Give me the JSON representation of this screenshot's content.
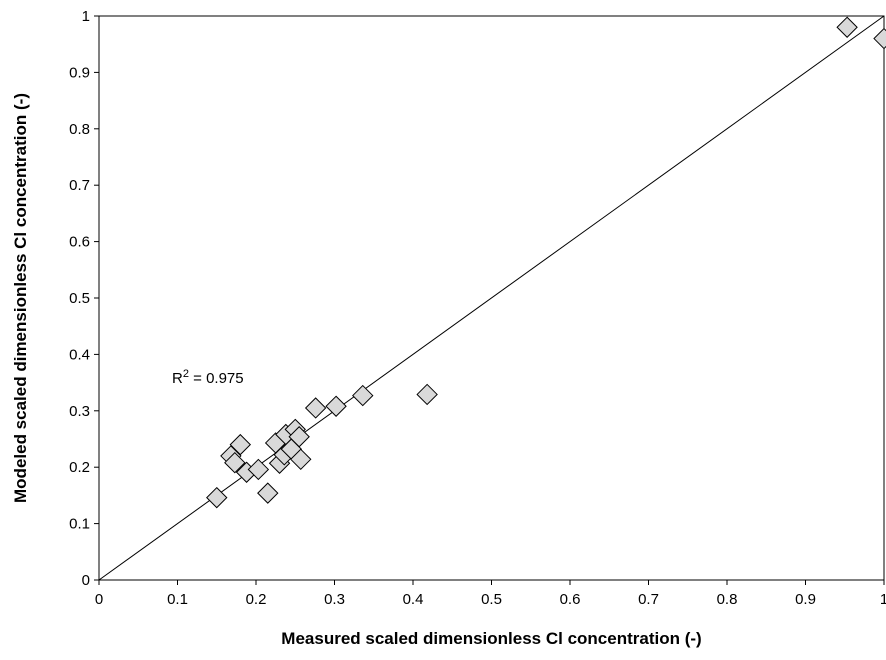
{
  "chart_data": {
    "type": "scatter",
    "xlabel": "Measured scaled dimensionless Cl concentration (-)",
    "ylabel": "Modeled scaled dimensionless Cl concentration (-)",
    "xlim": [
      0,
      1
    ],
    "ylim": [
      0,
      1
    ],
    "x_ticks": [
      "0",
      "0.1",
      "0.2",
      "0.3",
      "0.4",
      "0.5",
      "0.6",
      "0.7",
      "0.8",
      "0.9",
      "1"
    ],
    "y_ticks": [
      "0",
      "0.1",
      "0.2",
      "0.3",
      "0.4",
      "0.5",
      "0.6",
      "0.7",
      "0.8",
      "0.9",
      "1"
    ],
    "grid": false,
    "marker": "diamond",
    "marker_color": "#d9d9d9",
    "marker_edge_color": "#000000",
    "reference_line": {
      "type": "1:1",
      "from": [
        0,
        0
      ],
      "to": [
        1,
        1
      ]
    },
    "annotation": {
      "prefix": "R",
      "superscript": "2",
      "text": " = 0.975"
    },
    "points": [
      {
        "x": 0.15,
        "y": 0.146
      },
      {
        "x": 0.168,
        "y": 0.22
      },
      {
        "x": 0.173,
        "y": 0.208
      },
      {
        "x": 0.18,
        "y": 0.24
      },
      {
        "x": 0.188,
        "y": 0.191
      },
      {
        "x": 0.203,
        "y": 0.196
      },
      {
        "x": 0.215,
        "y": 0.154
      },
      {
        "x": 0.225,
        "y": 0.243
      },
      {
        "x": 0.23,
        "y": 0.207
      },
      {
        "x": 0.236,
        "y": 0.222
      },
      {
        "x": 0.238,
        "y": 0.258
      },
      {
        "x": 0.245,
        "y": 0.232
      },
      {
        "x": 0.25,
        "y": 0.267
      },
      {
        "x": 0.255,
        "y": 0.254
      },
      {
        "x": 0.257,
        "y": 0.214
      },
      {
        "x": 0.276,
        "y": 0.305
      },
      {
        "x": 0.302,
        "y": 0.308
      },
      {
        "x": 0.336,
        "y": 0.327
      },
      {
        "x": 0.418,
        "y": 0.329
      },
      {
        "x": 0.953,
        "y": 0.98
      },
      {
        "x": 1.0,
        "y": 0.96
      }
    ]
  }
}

____

Reproduce each line word for word and drop the pictures.

**ANSWER:**
Give me the JSON representation of this screenshot's content.
{
  "chart_data": {
    "type": "scatter",
    "xlabel": "Measured scaled dimensionless Cl concentration (-)",
    "ylabel": "Modeled scaled dimensionless Cl concentration (-)",
    "xlim": [
      0,
      1
    ],
    "ylim": [
      0,
      1
    ],
    "x_ticks": [
      "0",
      "0.1",
      "0.2",
      "0.3",
      "0.4",
      "0.5",
      "0.6",
      "0.7",
      "0.8",
      "0.9",
      "1"
    ],
    "y_ticks": [
      "0",
      "0.1",
      "0.2",
      "0.3",
      "0.4",
      "0.5",
      "0.6",
      "0.7",
      "0.8",
      "0.9",
      "1"
    ],
    "grid": false,
    "marker": "diamond",
    "marker_color": "#d9d9d9",
    "marker_edge_color": "#000000",
    "reference_line": {
      "type": "1:1",
      "from": [
        0,
        0
      ],
      "to": [
        1,
        1
      ]
    },
    "annotation": {
      "prefix": "R",
      "superscript": "2",
      "text": " = 0.975"
    },
    "points": [
      {
        "x": 0.15,
        "y": 0.146
      },
      {
        "x": 0.168,
        "y": 0.22
      },
      {
        "x": 0.173,
        "y": 0.208
      },
      {
        "x": 0.18,
        "y": 0.24
      },
      {
        "x": 0.188,
        "y": 0.191
      },
      {
        "x": 0.203,
        "y": 0.196
      },
      {
        "x": 0.215,
        "y": 0.154
      },
      {
        "x": 0.225,
        "y": 0.243
      },
      {
        "x": 0.23,
        "y": 0.207
      },
      {
        "x": 0.236,
        "y": 0.222
      },
      {
        "x": 0.238,
        "y": 0.258
      },
      {
        "x": 0.245,
        "y": 0.232
      },
      {
        "x": 0.25,
        "y": 0.267
      },
      {
        "x": 0.255,
        "y": 0.254
      },
      {
        "x": 0.257,
        "y": 0.214
      },
      {
        "x": 0.276,
        "y": 0.305
      },
      {
        "x": 0.302,
        "y": 0.308
      },
      {
        "x": 0.336,
        "y": 0.327
      },
      {
        "x": 0.418,
        "y": 0.329
      },
      {
        "x": 0.953,
        "y": 0.98
      },
      {
        "x": 1.0,
        "y": 0.96
      }
    ]
  }
}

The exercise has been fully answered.